Stored dataset items:
------------------------------------------------------------------------

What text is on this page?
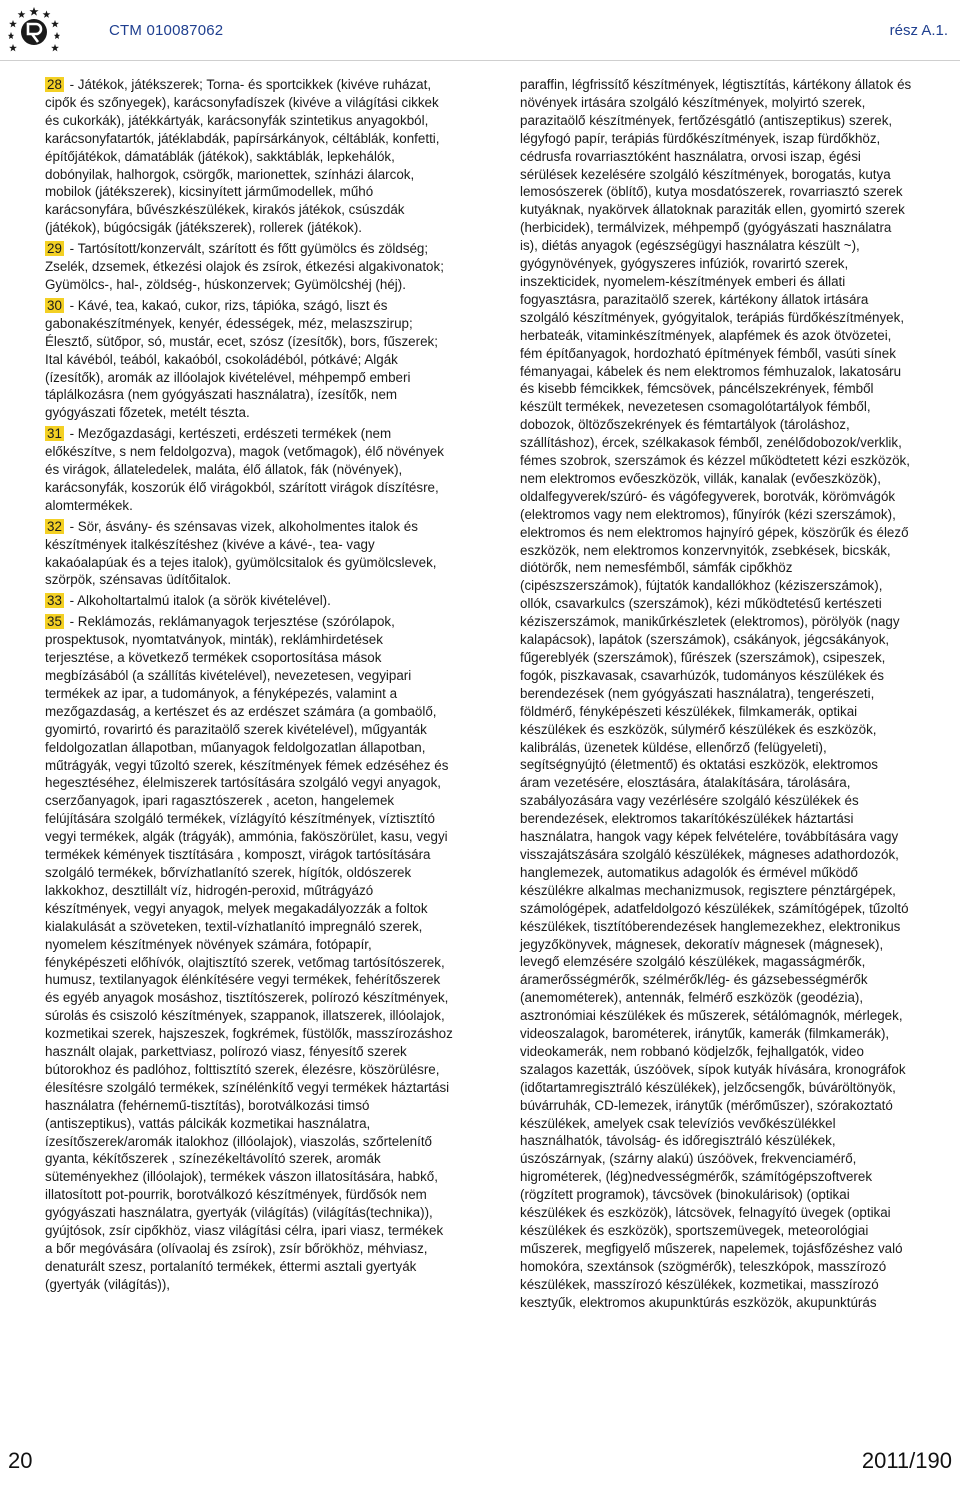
CTM 010087062	rész A.1.

28 - Játékok, játékszerek; Torna- és sportcikkek (kivéve ruházat, cipők és szőnyegek), karácsonyfadíszek (kivéve a világítási cikkek és cukorkák), játékkártyák, karácsonyfák szintetikus anyagokból, karácsonyfatartók, játéklabdák, papírsárkányok, céltáblák, konfetti, építőjátékok, dámatáblák (játékok), sakktáblák, lepkehálók, dobónyilak, halhorgok, csörgők, marionettek, színházi álarcok, mobilok (játékszerek), kicsinyített járműmodellek, műhó karácsonyfára, bűvészkészülékek, kirakós játékok, csúszdák (játékok), búgócsigák (játékszerek), rollerek (játékok).

29 - Tartósított/konzervált, szárított és főtt gyümölcs és zöldség; Zselék, dzsemek, étkezési olajok és zsírok, étkezési algakivonatok; Gyümölcs-, hal-, zöldség-, húskonzervek; Gyümölcshéj (héj).

30 - Kávé, tea, kakaó, cukor, rizs, tápióka, szágó, liszt és gabonakészítmények, kenyér, édességek, méz, melaszszirup; Élesztő, sütőpor, só, mustár, ecet, szósz (ízesítők), bors, fűszerek; Ital kávéból, teából, kakaóból, csokoládéból, pótkávé; Algák (ízesítők), aromák az illóolajok kivételével, méhpempő emberi táplálkozásra (nem gyógyászati használatra), ízesítők, nem gyógyászati főzetek, metélt tészta.

31 - Mezőgazdasági, kertészeti, erdészeti termékek (nem előkészítve, s nem feldolgozva), magok (vetőmagok), élő növények és virágok, állateledelek, maláta, élő állatok, fák (növények), karácsonyfák, koszorúk élő virágokból, szárított virágok díszítésre, alomtermékek.

32 - Sör, ásvány- és szénsavas vizek, alkoholmentes italok és készítmények italkészítéshez (kivéve a kávé-, tea- vagy kakaóalapúak és a tejes italok), gyümölcsitalok és gyümölcslevek, szörpök, szénsavas üdítőitalok.

33 - Alkoholtartalmú italok (a sörök kivételével).

35 - Reklámozás, reklámanyagok terjesztése (szórólapok, prospektusok, nyomtatványok, minták), reklámhirdetések terjesztése, a következő termékek csoportosítása mások megbízásából (a szállítás kivételével), nevezetesen, vegyipari termékek az ipar, a tudományok, a fényképezés, valamint a mezőgazdaság, a kertészet és az erdészet számára (a gombaölő, gyomirtó, rovarirtó és parazitaölő szerek kivételével), műgyanták feldolgozatlan állapotban, műanyagok feldolgozatlan állapotban, műtrágyák, vegyi tűzoltó szerek, készítmények fémek edzéséhez és hegesztéséhez, élelmiszerek tartósítására szolgáló vegyi anyagok, cserzőanyagok, ipari ragasztószerek , aceton, hangelemek felújítására szolgáló termékek, vízlágyító készítmények, víztisztító vegyi termékek, algák (trágyák), ammónia, faköszörület, kasu, vegyi termékek kémények tisztítására , komposzt, virágok tartósítására szolgáló termékek, bőrvízhatlanító szerek, hígítók, oldószerek lakkokhoz, desztillált víz, hidrogén-peroxid, műtrágyázó készítmények, vegyi anyagok, melyek megakadályozzák a foltok kialakulását a szöveteken, textil-vízhatlanító impregnáló szerek, nyomelem készítmények növények számára, fotópapír, fényképészeti előhívók, olajtisztító szerek, vetőmag tartósítószerek, humusz, textilanyagok élénkítésére vegyi termékek, fehérítőszerek és egyéb anyagok mosáshoz, tisztítószerek, polírozó készítmények, súrolás és csiszoló készítmények, szappanok, illatszerek, illóolajok, kozmetikai szerek, hajszeszek, fogkrémek, füstölők, masszírozáshoz használt olajak, parkettviasz, polírozó viasz, fényesítő szerek bútorokhoz és padlóhoz, folttisztító szerek, élezésre, köszörülésre, élesítésre szolgáló termékek, színélénkítő vegyi termékek háztartási használatra (fehérnemű-tisztítás), borotválkozási timsó (antiszeptikus), vattás pálcikák kozmetikai használatra, ízesítőszerek/aromák italokhoz (illóolajok), viaszolás, szőrtelenítő gyanta, kékítőszerek , színezékeltávolító szerek, aromák süteményekhez (illóolajok), termékek vászon illatosítására, habkő, illatosított pot-pourrik, borotválkozó készítmények, fürdősók nem gyógyászati használatra, gyertyák (világítás) (világítás(technika)), gyújtósok, zsír cipőkhöz, viasz világítási célra, ipari viasz, termékek a bőr megóvására (olívaolaj és zsírok), zsír bőrökhöz, méhviasz, denaturált szesz, portalanító termékek, éttermi asztali gyertyák (gyertyák (világítás)),

paraffin, légfrissítő készítmények, légtisztítás, kártékony állatok és növények irtására szolgáló készítmények, molyirtó szerek, parazitaölő készítmények, fertőzésgátló (antiszeptikus) szerek, légyfogó papír, terápiás fürdőkészítmények, iszap fürdőkhöz, cédrusfa rovarriasztóként használatra, orvosi iszap, égési sérülések kezelésére szolgáló készítmények, borogatás, kutya lemosószerek (öblítő), kutya mosdatószerek, rovarriasztó szerek kutyáknak, nyakörvek állatoknak paraziták ellen, gyomirtó szerek (herbicidek), termálvizek, méhpempő (gyógyászati használatra is), diétás anyagok (egészségügyi használatra készült ~), gyógynövények, gyógyszeres infúziók, rovarirtó szerek, inszekticidek, nyomelem-készítmények emberi és állati fogyasztásra, parazitaölő szerek, kártékony állatok irtására szolgáló készítmények, gyógyitalok, terápiás fürdőkészítmények, herbateák, vitaminkészítmények, alapfémek és azok ötvözetei, fém építőanyagok, hordozható építmények fémből, vasúti sínek fémanyagai, kábelek és nem elektromos fémhuzalok, lakatosáru és kisebb fémcikkek, fémcsövek, páncélszekrények, fémből készült termékek, nevezetesen csomagolótartályok fémből, dobozok, öltözőszekrények és fémtartályok (tároláshoz, szállításhoz), ércek, szélkakasok fémből, zenélődobozok/verklik, fémes szobrok, szerszámok és kézzel működtetett kézi eszközök, nem elektromos evőeszközök, villák, kanalak (evőeszközök), oldalfegyverek/szúró- és vágófegyverek, borotvák, körömvágók (elektromos vagy nem elektromos), fűnyírók (kézi szerszámok), elektromos és nem elektromos hajnyíró gépek, köszörűk és élező eszközök, nem elektromos konzervnyitók, zsebkések, bicskák, diótörők, nem nemesfémből, sámfák cipőkhöz (cipészszerszámok), fújtatók kandallókhoz (kéziszerszámok), ollók, csavarkulcs (szerszámok), kézi működtetésű kertészeti kéziszerszámok, manikűrkészletek (elektromos), pörölyök (nagy kalapácsok), lapátok (szerszámok), csákányok, jégcsákányok, fűgereblyék (szerszámok), fűrészek (szerszámok), csipeszek, fogók, piszkavasak, csavarhúzók, tudományos készülékek és berendezések (nem gyógyászati használatra), tengerészeti, földmérő, fényképészeti készülékek, filmkamerák, optikai készülékek és eszközök, súlymérő készülékek és eszközök, kalibrálás, üzenetek küldése, ellenőrző (felügyeleti), segítségnyújtó (életmentő) és oktatási eszközök, elektromos áram vezetésére, elosztására, átalakítására, tárolására, szabályozására vagy vezérlésére szolgáló készülékek és berendezések, elektromos takarítókészülékek háztartási használatra, hangok vagy képek felvételére, továbbítására vagy visszajátszására szolgáló készülékek, mágneses adathordozók, hanglemezek, automatikus adagolók és érmével működő készülékre alkalmas mechanizmusok, regisztere pénztárgépek, számológépek, adatfeldolgozó készülékek, számítógépek, tűzoltó készülékek, tisztítóberendezések hanglemezekhez, elektronikus jegyzőkönyvek, mágnesek, dekoratív mágnesek (mágnesek), levegő elemzésére szolgáló készülékek, magasságmérők, áramerősségmérők, szélmérők/lég- és gázsebességmérők (anemométerek), antennák, felmérő eszközök (geodézia), asztronómiai készülékek és műszerek, sétálómagnók, mérlegek, videoszalagok, barométerek, iránytűk, kamerák (filmkamerák), videokamerák, nem robbanó ködjelzők, fejhallgatók, video szalagos kazetták, úszóövek, sípok kutyák hívására, kronográfok (időtartamregisztráló készülékek), jelzőcsengők, búváröltönyök, búvárruhák, CD-lemezek, iránytűk (mérőműszer), szórakoztató készülékek, amelyek csak televíziós vevőkészülékkel használhatók, távolság- és időregisztráló készülékek, úszószárnyak, (szárny alakú) úszóövek, frekvenciamérő, higrométerek, (lég)nedvességmérők, számítógépszoftverek (rögzített programok), távcsövek (binokulárisok) (optikai készülékek és eszközök), látcsövek, felnagyító üvegek (optikai készülékek és eszközök), sportszemüvegek, meteorológiai műszerek, megfigyelő műszerek, napelemek, tojásfőzéshez való homokóra, szextánsok (szögmérők), teleszkópok, masszírozó készülékek, masszírozó készülékek, kozmetikai, masszírozó kesztyűk, elektromos akupunktúrás eszközök, akupunktúrás

20	2011/190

------------------------------------------------------------------------

# EXERCISE OBJECTIVE
Find the word "szárított" in the records and pull out each line that has it.

# TASK RESPONSE
29 - Tartósított/konzervált, szárított és főtt gyümölcs és zöldség; Zselék, dzsemek, étkezési olajok és zsírok, étkezési algakivonatok; Gyümölcs-, hal-, zöldség-, húskonzervek; Gyümölcshéj (héj).
31 - Mezőgazdasági, kertészeti, erdészeti termékek (nem előkészítve, s nem feldolgozva), magok (vetőmagok), élő növények és virágok, állateledelek, maláta, élő állatok, fák (növények), karácsonyfák, koszorúk élő virágokból, szárított virágok díszítésre, alomtermékek.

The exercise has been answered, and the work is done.